**Stored data entries:**
::::

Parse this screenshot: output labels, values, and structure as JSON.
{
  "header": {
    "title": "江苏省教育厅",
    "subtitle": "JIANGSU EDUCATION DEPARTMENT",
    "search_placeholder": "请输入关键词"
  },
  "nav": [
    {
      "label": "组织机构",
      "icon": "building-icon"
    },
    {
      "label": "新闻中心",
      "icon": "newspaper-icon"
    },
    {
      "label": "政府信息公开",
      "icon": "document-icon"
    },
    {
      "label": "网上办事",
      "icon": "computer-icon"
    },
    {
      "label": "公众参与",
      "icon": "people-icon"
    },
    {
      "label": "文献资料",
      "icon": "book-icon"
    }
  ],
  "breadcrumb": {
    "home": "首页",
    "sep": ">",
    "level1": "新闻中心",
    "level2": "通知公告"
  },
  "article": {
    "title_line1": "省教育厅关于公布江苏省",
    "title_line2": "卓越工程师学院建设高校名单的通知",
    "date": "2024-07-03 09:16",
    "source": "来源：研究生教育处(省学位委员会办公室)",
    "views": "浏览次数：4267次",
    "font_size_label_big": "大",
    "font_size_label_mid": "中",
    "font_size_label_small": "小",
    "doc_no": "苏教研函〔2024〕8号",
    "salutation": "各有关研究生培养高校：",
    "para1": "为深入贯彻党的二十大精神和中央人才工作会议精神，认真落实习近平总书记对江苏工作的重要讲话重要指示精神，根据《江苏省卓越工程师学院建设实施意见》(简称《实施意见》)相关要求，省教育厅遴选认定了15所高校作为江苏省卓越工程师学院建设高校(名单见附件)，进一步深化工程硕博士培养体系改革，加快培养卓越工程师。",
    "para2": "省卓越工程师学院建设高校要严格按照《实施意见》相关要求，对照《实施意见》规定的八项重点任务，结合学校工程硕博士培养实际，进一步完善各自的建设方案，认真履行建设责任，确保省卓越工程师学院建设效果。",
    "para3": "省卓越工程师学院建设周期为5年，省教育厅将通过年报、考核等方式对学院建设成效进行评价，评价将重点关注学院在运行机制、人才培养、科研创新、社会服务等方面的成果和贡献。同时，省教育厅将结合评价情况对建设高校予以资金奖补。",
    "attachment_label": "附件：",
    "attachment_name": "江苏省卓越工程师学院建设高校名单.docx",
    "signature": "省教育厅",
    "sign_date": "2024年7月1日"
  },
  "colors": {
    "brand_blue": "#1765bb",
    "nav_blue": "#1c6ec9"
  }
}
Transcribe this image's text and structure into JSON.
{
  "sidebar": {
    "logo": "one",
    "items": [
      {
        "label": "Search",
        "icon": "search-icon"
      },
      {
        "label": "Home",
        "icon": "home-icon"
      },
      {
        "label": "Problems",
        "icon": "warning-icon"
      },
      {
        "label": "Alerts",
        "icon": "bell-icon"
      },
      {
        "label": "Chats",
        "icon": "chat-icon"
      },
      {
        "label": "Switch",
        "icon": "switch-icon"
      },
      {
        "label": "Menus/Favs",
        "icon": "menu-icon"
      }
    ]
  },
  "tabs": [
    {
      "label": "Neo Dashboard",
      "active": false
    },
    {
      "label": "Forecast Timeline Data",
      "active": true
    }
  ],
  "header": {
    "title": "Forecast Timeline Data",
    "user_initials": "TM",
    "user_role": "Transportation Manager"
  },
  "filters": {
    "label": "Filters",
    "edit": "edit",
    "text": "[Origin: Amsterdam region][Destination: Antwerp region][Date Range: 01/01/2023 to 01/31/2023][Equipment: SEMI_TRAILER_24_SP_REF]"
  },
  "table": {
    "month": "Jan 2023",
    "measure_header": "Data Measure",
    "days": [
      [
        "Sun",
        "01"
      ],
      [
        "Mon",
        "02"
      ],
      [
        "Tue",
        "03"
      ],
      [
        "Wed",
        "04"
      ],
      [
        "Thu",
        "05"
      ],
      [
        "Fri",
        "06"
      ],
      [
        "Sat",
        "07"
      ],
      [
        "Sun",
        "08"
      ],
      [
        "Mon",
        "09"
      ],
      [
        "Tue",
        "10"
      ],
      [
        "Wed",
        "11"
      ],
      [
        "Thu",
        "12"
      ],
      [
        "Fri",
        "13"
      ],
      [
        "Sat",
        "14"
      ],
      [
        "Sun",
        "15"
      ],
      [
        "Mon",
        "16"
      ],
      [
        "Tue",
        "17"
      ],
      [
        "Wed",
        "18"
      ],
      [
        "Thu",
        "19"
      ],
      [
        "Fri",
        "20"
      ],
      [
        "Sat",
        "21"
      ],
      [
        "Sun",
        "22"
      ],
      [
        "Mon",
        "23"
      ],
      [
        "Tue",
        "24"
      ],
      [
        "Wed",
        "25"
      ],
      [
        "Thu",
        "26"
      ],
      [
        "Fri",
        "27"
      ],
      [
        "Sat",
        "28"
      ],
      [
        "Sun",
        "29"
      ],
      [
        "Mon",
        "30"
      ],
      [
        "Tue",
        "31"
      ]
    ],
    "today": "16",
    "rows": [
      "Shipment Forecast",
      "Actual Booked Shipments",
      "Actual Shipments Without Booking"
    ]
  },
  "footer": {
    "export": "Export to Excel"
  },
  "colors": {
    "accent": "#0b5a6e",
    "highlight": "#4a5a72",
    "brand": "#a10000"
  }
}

::::

**INSTRUCTIONS TO FOLLOW:** Exactly as written above, please repeat the entries.

**COMPLETE RESPONSE:**
Parse this screenshot: output labels, values, and structure as JSON.
{
  "header": {
    "title": "江苏省教育厅",
    "subtitle": "JIANGSU EDUCATION DEPARTMENT",
    "search_placeholder": "请输入关键词"
  },
  "nav": [
    {
      "label": "组织机构",
      "icon": "building-icon"
    },
    {
      "label": "新闻中心",
      "icon": "newspaper-icon"
    },
    {
      "label": "政府信息公开",
      "icon": "document-icon"
    },
    {
      "label": "网上办事",
      "icon": "computer-icon"
    },
    {
      "label": "公众参与",
      "icon": "people-icon"
    },
    {
      "label": "文献资料",
      "icon": "book-icon"
    }
  ],
  "breadcrumb": {
    "home": "首页",
    "sep": ">",
    "level1": "新闻中心",
    "level2": "通知公告"
  },
  "article": {
    "title_line1": "省教育厅关于公布江苏省",
    "title_line2": "卓越工程师学院建设高校名单的通知",
    "date": "2024-07-03 09:16",
    "source": "来源：研究生教育处(省学位委员会办公室)",
    "views": "浏览次数：4267次",
    "font_size_label_big": "大",
    "font_size_label_mid": "中",
    "font_size_label_small": "小",
    "doc_no": "苏教研函〔2024〕8号",
    "salutation": "各有关研究生培养高校：",
    "para1": "为深入贯彻党的二十大精神和中央人才工作会议精神，认真落实习近平总书记对江苏工作的重要讲话重要指示精神，根据《江苏省卓越工程师学院建设实施意见》(简称《实施意见》)相关要求，省教育厅遴选认定了15所高校作为江苏省卓越工程师学院建设高校(名单见附件)，进一步深化工程硕博士培养体系改革，加快培养卓越工程师。",
    "para2": "省卓越工程师学院建设高校要严格按照《实施意见》相关要求，对照《实施意见》规定的八项重点任务，结合学校工程硕博士培养实际，进一步完善各自的建设方案，认真履行建设责任，确保省卓越工程师学院建设效果。",
    "para3": "省卓越工程师学院建设周期为5年，省教育厅将通过年报、考核等方式对学院建设成效进行评价，评价将重点关注学院在运行机制、人才培养、科研创新、社会服务等方面的成果和贡献。同时，省教育厅将结合评价情况对建设高校予以资金奖补。",
    "attachment_label": "附件：",
    "attachment_name": "江苏省卓越工程师学院建设高校名单.docx",
    "signature": "省教育厅",
    "sign_date": "2024年7月1日"
  },
  "colors": {
    "brand_blue": "#1765bb",
    "nav_blue": "#1c6ec9"
  }
}
Transcribe this image's text and structure into JSON.
{
  "sidebar": {
    "logo": "one",
    "items": [
      {
        "label": "Search",
        "icon": "search-icon"
      },
      {
        "label": "Home",
        "icon": "home-icon"
      },
      {
        "label": "Problems",
        "icon": "warning-icon"
      },
      {
        "label": "Alerts",
        "icon": "bell-icon"
      },
      {
        "label": "Chats",
        "icon": "chat-icon"
      },
      {
        "label": "Switch",
        "icon": "switch-icon"
      },
      {
        "label": "Menus/Favs",
        "icon": "menu-icon"
      }
    ]
  },
  "tabs": [
    {
      "label": "Neo Dashboard",
      "active": false
    },
    {
      "label": "Forecast Timeline Data",
      "active": true
    }
  ],
  "header": {
    "title": "Forecast Timeline Data",
    "user_initials": "TM",
    "user_role": "Transportation Manager"
  },
  "filters": {
    "label": "Filters",
    "edit": "edit",
    "text": "[Origin: Amsterdam region][Destination: Antwerp region][Date Range: 01/01/2023 to 01/31/2023][Equipment: SEMI_TRAILER_24_SP_REF]"
  },
  "table": {
    "month": "Jan 2023",
    "measure_header": "Data Measure",
    "days": [
      [
        "Sun",
        "01"
      ],
      [
        "Mon",
        "02"
      ],
      [
        "Tue",
        "03"
      ],
      [
        "Wed",
        "04"
      ],
      [
        "Thu",
        "05"
      ],
      [
        "Fri",
        "06"
      ],
      [
        "Sat",
        "07"
      ],
      [
        "Sun",
        "08"
      ],
      [
        "Mon",
        "09"
      ],
      [
        "Tue",
        "10"
      ],
      [
        "Wed",
        "11"
      ],
      [
        "Thu",
        "12"
      ],
      [
        "Fri",
        "13"
      ],
      [
        "Sat",
        "14"
      ],
      [
        "Sun",
        "15"
      ],
      [
        "Mon",
        "16"
      ],
      [
        "Tue",
        "17"
      ],
      [
        "Wed",
        "18"
      ],
      [
        "Thu",
        "19"
      ],
      [
        "Fri",
        "20"
      ],
      [
        "Sat",
        "21"
      ],
      [
        "Sun",
        "22"
      ],
      [
        "Mon",
        "23"
      ],
      [
        "Tue",
        "24"
      ],
      [
        "Wed",
        "25"
      ],
      [
        "Thu",
        "26"
      ],
      [
        "Fri",
        "27"
      ],
      [
        "Sat",
        "28"
      ],
      [
        "Sun",
        "29"
      ],
      [
        "Mon",
        "30"
      ],
      [
        "Tue",
        "31"
      ]
    ],
    "today": "16",
    "rows": [
      "Shipment Forecast",
      "Actual Booked Shipments",
      "Actual Shipments Without Booking"
    ]
  },
  "footer": {
    "export": "Export to Excel"
  },
  "colors": {
    "accent": "#0b5a6e",
    "highlight": "#4a5a72",
    "brand": "#a10000"
  }
}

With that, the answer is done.